## Records of where elements show up
============================================================
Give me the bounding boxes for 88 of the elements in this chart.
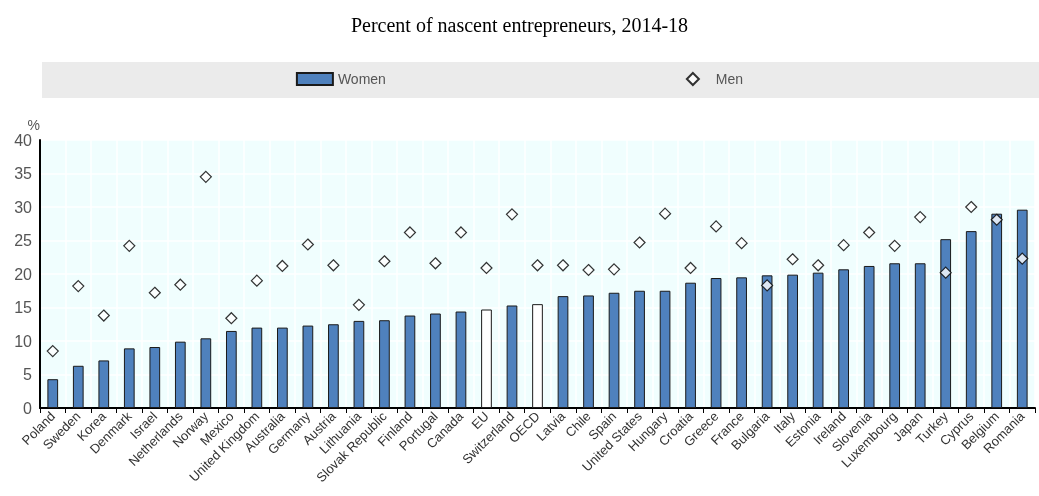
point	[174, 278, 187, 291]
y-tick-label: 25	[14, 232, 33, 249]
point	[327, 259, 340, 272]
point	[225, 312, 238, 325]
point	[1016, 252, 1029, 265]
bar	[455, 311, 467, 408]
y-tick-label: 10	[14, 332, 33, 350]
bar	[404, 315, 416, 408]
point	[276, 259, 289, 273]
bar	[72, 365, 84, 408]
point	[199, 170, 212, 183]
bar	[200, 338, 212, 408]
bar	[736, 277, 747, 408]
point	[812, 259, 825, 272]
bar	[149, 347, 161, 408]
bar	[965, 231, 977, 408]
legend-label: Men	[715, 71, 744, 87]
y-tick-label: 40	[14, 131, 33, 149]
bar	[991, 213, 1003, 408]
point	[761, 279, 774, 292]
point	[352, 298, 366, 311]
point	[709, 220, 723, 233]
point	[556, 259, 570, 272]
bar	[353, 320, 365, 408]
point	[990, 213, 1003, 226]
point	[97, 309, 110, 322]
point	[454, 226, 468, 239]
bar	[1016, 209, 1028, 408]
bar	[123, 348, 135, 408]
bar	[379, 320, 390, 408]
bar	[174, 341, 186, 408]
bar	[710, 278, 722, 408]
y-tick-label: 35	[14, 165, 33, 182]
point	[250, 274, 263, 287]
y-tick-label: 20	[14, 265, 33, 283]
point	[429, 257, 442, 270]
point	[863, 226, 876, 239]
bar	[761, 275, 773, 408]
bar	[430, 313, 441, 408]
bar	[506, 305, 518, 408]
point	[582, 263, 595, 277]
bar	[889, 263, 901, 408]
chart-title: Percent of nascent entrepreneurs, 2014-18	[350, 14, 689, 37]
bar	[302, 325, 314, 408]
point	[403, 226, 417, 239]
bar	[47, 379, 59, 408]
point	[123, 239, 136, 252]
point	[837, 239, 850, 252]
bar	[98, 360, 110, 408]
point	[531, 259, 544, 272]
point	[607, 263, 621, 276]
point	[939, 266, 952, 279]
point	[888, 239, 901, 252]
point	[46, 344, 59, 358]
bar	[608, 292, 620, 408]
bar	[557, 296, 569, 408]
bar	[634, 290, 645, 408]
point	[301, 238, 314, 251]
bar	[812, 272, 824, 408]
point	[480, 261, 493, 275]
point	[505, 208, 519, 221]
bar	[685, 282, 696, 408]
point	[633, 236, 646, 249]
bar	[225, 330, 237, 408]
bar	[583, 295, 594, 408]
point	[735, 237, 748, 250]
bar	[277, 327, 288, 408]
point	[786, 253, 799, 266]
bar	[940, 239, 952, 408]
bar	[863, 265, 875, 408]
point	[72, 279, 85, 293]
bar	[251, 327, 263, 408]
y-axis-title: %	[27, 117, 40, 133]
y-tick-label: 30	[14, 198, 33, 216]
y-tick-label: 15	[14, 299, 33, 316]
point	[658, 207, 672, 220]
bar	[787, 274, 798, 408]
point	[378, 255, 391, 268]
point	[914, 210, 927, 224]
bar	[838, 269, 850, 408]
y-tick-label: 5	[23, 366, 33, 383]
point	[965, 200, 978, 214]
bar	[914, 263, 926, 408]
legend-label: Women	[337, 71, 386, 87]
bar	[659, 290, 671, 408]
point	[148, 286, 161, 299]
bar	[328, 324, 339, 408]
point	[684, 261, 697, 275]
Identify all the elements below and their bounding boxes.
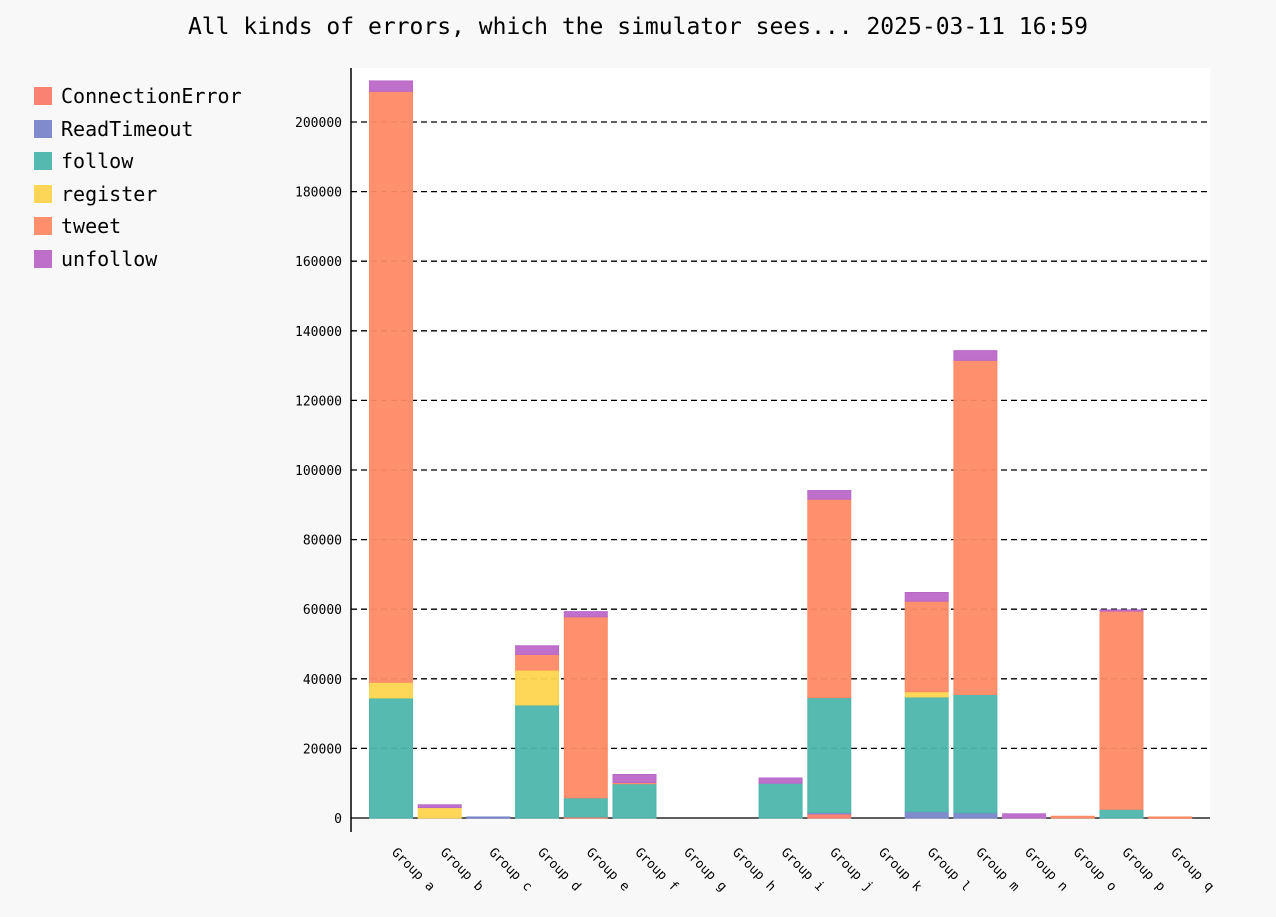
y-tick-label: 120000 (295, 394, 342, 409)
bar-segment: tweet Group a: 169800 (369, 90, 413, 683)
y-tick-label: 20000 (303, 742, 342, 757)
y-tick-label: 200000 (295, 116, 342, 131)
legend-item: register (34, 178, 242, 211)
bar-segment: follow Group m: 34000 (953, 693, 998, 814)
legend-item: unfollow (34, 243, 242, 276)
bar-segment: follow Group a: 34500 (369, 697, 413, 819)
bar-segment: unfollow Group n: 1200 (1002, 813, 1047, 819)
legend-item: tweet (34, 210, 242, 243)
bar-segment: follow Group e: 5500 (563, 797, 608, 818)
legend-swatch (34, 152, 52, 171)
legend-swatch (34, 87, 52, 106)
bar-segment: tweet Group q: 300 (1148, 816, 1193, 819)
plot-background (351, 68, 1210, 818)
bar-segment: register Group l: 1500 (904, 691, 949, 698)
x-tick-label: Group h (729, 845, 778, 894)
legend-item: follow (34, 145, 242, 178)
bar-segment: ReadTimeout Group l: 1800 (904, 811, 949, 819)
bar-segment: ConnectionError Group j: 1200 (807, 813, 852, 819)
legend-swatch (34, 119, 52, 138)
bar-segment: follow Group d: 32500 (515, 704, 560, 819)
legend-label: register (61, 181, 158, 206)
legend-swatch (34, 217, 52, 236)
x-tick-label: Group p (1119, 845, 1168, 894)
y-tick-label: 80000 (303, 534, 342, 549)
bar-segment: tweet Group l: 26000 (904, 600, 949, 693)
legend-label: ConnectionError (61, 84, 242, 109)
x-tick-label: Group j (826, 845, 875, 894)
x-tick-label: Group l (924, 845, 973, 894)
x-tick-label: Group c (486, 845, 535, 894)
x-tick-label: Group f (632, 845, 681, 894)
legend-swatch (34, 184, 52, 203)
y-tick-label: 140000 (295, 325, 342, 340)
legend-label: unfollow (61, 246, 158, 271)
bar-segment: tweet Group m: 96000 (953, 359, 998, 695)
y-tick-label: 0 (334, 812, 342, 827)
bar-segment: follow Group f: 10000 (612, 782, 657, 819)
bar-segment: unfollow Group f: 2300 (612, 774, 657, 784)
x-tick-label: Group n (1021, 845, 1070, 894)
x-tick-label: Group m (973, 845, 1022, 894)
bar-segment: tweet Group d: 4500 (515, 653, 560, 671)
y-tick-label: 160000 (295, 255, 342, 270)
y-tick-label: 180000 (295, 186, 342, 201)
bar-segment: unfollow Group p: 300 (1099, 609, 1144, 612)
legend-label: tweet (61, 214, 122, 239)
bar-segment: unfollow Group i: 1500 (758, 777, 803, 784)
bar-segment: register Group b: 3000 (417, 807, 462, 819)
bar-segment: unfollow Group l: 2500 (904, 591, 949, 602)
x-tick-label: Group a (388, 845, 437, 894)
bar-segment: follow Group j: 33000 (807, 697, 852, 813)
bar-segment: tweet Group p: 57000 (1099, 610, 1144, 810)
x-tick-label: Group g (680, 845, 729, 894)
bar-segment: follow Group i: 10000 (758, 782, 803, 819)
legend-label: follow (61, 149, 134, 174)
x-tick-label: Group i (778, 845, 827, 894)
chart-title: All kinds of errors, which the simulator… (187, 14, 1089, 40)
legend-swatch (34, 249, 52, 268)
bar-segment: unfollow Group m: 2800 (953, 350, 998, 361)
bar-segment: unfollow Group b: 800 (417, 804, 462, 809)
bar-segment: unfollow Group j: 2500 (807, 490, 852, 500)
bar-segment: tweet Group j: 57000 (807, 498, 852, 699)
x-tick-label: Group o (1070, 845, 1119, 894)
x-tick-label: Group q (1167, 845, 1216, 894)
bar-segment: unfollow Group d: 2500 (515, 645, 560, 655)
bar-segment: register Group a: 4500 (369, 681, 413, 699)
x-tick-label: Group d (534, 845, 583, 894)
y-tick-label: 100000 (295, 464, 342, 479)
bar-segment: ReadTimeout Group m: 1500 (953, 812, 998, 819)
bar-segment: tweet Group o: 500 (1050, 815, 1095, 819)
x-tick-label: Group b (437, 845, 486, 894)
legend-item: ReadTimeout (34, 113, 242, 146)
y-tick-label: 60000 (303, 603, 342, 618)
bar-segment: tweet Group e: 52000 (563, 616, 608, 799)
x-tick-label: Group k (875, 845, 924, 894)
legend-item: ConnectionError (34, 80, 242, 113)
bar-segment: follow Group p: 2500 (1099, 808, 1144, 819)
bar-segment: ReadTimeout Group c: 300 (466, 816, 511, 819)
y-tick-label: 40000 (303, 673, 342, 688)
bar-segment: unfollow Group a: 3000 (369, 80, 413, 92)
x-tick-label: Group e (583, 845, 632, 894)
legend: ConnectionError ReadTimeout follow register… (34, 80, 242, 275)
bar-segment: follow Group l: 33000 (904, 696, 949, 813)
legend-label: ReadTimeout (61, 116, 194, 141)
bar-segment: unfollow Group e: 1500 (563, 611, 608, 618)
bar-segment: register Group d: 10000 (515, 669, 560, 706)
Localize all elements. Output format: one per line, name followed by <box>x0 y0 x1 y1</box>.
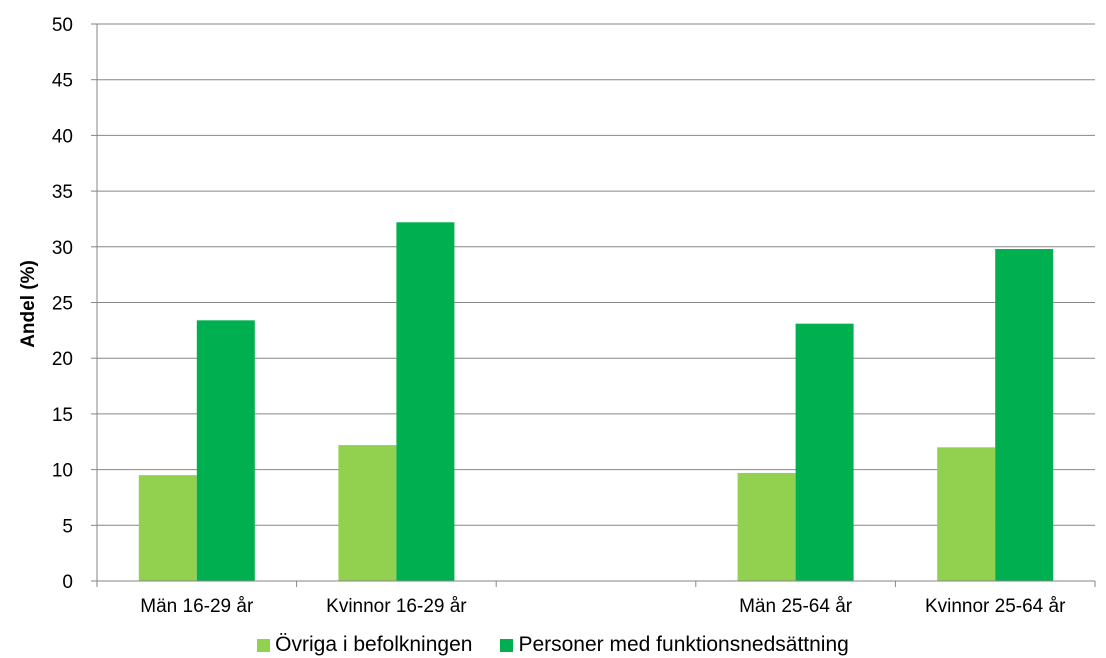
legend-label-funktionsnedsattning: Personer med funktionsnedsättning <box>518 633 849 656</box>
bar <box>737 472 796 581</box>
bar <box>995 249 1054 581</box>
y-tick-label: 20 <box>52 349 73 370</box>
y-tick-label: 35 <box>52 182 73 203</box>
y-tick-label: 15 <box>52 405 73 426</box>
============================================================
Edit the stretch from the line containing "278, 187, 291]" through the line containing "213, 1003, 408]" so that "bar" becomes "column" throughout, changing nothing else. Return only those lines.

point	[174, 278, 187, 291]
y-tick-label: 25	[14, 232, 33, 249]
point	[327, 259, 340, 272]
point	[225, 312, 238, 325]
point	[1016, 252, 1029, 265]
column	[455, 311, 467, 408]
y-tick-label: 10	[14, 332, 33, 350]
column	[404, 315, 416, 408]
point	[276, 259, 289, 273]
column	[72, 365, 84, 408]
point	[199, 170, 212, 183]
column	[200, 338, 212, 408]
column	[736, 277, 747, 408]
point	[812, 259, 825, 272]
column	[149, 347, 161, 408]
column	[965, 231, 977, 408]
legend-label: Men	[715, 71, 744, 87]
y-tick-label: 40	[14, 131, 33, 149]
column	[991, 213, 1003, 408]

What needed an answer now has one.